• _INFORMATION PROVIDED_
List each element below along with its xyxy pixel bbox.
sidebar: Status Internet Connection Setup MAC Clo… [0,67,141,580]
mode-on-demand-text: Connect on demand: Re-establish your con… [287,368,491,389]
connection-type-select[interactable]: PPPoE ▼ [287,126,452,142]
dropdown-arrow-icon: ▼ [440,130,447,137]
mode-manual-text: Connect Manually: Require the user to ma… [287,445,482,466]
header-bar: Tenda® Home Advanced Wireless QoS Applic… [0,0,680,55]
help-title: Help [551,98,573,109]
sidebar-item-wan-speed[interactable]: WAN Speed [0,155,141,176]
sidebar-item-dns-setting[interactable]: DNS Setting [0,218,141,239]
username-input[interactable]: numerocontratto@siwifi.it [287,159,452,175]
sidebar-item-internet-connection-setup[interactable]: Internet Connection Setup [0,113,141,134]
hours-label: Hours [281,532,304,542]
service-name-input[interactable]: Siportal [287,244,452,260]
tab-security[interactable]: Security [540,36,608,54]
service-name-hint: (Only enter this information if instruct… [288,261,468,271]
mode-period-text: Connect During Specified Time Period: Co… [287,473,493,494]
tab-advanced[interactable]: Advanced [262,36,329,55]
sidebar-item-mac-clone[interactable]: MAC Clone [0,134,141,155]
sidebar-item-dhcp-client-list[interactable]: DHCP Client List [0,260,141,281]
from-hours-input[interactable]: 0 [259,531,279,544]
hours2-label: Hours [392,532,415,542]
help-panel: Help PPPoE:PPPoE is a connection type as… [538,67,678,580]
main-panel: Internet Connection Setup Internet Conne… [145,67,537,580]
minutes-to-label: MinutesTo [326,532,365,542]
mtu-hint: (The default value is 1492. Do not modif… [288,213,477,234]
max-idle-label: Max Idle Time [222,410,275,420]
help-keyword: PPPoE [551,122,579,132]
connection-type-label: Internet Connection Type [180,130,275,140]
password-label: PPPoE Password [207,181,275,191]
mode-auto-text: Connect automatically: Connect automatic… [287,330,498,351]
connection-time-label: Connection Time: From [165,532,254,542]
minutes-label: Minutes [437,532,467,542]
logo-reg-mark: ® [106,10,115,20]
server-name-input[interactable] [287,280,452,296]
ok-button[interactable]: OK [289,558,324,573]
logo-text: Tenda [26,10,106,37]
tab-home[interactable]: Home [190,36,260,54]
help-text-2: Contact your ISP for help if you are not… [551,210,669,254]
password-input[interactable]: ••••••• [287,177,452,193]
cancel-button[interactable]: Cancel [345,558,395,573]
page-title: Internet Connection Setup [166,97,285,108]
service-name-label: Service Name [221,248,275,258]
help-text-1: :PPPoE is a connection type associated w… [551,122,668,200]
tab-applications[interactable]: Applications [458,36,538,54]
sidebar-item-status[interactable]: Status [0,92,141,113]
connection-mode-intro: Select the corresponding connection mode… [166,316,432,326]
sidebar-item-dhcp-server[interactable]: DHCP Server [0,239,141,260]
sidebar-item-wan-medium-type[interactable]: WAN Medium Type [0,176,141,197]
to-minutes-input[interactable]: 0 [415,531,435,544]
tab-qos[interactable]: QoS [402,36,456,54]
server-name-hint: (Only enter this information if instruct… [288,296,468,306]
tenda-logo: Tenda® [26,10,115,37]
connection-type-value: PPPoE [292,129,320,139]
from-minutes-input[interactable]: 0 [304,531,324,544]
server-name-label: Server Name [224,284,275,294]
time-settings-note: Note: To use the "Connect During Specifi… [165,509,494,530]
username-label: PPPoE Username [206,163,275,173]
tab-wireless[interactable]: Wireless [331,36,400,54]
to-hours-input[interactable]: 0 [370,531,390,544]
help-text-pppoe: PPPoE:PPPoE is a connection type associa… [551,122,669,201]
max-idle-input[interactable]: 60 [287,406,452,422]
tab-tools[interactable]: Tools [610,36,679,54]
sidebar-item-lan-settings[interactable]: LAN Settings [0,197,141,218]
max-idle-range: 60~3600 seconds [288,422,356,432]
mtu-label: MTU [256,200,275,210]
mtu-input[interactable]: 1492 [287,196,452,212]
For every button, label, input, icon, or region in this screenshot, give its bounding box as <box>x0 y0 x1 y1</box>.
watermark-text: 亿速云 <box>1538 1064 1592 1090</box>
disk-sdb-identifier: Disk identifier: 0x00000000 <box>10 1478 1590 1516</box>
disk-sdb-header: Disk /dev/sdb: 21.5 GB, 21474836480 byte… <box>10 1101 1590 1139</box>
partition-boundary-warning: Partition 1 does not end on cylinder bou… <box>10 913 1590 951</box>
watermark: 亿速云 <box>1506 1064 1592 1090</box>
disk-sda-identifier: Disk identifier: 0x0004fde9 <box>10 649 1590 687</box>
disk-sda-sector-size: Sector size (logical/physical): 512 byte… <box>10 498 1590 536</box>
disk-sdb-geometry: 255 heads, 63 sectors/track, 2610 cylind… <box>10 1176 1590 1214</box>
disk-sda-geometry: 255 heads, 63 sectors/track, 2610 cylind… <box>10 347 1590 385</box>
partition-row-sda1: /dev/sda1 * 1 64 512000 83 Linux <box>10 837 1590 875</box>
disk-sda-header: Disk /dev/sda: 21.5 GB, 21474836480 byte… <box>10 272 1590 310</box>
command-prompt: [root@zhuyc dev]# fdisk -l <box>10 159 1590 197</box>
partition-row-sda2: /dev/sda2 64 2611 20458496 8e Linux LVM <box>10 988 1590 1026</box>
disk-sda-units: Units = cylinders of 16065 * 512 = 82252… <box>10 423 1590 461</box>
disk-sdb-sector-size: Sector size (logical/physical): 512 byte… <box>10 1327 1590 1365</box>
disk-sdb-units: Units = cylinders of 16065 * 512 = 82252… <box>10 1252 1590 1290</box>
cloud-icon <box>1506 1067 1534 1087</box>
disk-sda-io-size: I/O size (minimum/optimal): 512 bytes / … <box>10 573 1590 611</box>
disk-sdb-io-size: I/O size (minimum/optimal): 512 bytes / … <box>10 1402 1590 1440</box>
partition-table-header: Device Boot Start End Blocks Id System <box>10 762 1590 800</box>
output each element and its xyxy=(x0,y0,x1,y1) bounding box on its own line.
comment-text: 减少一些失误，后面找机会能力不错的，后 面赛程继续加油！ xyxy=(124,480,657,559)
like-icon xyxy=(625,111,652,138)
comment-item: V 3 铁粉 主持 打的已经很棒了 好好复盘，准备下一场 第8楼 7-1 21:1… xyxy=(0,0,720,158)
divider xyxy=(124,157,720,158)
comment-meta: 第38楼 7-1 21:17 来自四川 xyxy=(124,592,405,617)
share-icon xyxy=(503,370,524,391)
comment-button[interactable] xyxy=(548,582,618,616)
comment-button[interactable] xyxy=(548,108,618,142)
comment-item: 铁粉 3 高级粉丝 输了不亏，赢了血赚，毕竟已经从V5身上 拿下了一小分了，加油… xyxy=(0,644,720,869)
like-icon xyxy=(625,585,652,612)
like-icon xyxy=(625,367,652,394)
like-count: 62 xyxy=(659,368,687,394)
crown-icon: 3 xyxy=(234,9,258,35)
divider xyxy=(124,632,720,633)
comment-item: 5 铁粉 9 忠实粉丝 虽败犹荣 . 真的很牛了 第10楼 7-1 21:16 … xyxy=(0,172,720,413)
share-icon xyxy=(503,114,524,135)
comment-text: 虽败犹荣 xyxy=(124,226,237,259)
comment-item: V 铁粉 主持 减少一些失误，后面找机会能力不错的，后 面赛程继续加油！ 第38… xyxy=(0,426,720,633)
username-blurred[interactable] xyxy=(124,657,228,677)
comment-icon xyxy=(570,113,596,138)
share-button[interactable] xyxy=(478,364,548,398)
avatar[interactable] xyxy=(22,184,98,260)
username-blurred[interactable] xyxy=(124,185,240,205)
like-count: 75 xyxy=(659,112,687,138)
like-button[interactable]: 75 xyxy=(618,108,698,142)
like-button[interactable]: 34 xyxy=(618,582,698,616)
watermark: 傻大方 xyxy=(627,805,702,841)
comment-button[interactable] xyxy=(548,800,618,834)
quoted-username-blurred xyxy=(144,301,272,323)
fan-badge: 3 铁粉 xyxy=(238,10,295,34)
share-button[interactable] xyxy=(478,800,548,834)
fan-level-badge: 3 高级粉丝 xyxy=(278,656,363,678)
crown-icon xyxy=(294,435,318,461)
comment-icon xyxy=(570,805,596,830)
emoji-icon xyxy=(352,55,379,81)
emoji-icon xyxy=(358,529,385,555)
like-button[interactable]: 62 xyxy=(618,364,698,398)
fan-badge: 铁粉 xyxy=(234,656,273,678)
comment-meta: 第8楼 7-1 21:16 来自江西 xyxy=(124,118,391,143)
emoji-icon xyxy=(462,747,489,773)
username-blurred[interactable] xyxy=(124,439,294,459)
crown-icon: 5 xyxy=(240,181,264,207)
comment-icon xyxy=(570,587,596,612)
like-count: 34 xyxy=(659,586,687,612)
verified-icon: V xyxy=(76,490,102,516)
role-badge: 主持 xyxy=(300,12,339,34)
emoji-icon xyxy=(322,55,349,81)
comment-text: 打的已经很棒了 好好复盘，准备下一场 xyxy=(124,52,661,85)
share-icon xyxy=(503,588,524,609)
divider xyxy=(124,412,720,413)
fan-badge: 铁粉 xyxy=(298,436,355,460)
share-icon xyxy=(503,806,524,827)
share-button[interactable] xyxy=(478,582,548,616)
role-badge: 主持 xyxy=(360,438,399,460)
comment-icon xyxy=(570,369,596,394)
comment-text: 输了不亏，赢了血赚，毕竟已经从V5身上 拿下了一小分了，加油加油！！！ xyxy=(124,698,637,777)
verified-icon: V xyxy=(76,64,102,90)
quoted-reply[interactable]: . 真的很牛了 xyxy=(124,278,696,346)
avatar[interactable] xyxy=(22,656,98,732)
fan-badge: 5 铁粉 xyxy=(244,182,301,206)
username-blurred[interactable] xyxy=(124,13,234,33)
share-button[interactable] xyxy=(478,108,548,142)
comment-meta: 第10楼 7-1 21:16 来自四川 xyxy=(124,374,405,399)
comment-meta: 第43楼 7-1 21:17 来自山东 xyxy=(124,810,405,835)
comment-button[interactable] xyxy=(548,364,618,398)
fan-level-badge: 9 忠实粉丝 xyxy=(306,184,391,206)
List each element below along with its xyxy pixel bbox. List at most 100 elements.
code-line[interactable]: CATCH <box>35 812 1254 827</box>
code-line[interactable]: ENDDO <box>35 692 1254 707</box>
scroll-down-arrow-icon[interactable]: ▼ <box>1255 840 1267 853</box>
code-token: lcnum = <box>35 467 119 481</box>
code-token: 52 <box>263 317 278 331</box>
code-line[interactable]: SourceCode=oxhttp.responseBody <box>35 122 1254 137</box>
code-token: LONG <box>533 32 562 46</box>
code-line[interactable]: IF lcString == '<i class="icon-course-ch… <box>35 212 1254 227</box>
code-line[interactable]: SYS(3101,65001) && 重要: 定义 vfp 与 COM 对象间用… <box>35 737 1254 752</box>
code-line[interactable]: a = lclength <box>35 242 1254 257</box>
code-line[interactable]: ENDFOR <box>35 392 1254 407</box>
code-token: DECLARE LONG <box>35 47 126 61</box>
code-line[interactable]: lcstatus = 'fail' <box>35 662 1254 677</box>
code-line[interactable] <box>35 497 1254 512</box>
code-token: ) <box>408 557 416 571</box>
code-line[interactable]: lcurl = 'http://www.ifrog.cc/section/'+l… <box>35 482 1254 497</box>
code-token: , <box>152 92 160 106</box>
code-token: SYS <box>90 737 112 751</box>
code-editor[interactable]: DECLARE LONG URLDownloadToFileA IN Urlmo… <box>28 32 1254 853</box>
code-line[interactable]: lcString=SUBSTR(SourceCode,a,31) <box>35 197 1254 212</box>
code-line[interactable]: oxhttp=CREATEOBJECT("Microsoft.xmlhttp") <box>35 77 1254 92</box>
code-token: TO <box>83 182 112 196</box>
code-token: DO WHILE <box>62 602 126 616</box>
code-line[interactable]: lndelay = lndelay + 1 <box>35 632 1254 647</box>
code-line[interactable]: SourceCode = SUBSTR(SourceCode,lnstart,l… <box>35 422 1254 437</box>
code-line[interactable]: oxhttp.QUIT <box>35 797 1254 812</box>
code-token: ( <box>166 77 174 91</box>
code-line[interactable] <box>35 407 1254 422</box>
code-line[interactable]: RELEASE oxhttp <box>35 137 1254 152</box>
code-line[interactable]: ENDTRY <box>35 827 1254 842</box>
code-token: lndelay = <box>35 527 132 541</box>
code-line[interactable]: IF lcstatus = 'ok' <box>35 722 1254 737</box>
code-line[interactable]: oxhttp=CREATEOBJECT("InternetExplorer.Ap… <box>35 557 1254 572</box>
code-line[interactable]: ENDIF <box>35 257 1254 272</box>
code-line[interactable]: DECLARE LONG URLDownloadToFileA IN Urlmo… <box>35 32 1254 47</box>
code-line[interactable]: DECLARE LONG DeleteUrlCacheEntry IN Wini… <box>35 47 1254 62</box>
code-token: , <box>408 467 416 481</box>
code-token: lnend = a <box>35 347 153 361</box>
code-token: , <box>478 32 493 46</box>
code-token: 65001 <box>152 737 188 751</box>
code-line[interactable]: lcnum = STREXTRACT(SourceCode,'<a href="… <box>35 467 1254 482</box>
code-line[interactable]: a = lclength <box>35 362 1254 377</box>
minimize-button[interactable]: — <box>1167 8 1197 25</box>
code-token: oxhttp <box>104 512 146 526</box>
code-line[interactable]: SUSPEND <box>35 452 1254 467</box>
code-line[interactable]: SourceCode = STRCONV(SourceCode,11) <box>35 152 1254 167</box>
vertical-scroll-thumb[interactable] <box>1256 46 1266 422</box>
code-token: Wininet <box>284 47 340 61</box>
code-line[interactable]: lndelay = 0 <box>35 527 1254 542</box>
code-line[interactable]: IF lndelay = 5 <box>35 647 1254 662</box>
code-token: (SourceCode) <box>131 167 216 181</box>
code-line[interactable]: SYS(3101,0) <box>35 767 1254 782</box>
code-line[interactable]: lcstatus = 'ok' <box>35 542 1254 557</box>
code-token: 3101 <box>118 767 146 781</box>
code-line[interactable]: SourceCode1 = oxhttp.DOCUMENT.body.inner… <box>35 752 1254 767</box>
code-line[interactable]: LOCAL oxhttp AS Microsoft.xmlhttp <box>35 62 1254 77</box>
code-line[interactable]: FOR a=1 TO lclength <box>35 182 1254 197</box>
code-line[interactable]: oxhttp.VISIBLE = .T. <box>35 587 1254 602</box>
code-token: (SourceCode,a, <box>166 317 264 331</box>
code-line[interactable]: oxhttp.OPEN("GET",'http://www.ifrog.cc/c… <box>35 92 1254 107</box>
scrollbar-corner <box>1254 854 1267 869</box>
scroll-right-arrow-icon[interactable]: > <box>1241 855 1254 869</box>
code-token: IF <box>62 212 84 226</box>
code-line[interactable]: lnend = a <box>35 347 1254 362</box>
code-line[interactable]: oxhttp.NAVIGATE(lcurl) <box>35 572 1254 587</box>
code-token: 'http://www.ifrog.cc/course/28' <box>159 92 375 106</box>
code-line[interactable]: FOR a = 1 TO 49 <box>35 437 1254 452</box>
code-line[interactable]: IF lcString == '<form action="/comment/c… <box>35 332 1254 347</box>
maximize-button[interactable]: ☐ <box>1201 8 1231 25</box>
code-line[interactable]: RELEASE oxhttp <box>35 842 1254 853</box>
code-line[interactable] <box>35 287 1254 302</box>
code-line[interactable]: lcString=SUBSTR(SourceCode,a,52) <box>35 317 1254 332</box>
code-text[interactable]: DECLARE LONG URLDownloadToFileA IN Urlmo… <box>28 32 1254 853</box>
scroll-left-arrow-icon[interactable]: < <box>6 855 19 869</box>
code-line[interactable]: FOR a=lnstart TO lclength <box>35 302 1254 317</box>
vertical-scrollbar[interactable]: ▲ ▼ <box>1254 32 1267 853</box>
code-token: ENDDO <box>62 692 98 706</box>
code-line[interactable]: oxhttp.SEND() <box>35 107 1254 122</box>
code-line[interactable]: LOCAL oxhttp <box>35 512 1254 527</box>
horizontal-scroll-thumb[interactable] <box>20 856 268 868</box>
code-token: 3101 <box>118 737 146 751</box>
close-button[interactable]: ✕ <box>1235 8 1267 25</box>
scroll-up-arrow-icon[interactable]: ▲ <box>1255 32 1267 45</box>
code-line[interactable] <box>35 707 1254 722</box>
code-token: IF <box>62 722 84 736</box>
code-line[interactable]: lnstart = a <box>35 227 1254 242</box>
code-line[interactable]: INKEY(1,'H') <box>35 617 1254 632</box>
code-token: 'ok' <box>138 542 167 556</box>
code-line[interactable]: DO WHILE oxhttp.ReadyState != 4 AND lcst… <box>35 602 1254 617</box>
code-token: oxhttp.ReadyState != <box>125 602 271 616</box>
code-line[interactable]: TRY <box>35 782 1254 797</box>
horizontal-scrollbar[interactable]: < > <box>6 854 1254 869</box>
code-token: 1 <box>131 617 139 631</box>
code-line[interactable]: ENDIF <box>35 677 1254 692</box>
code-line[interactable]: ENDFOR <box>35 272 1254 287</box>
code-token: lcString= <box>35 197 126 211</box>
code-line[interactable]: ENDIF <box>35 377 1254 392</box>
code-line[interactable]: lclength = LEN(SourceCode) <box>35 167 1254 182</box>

• _AIM OF THE EXERCISE_
Count the lines of the records above that contain the string "with". Give only the number.

• _FULL OUTPUT_
2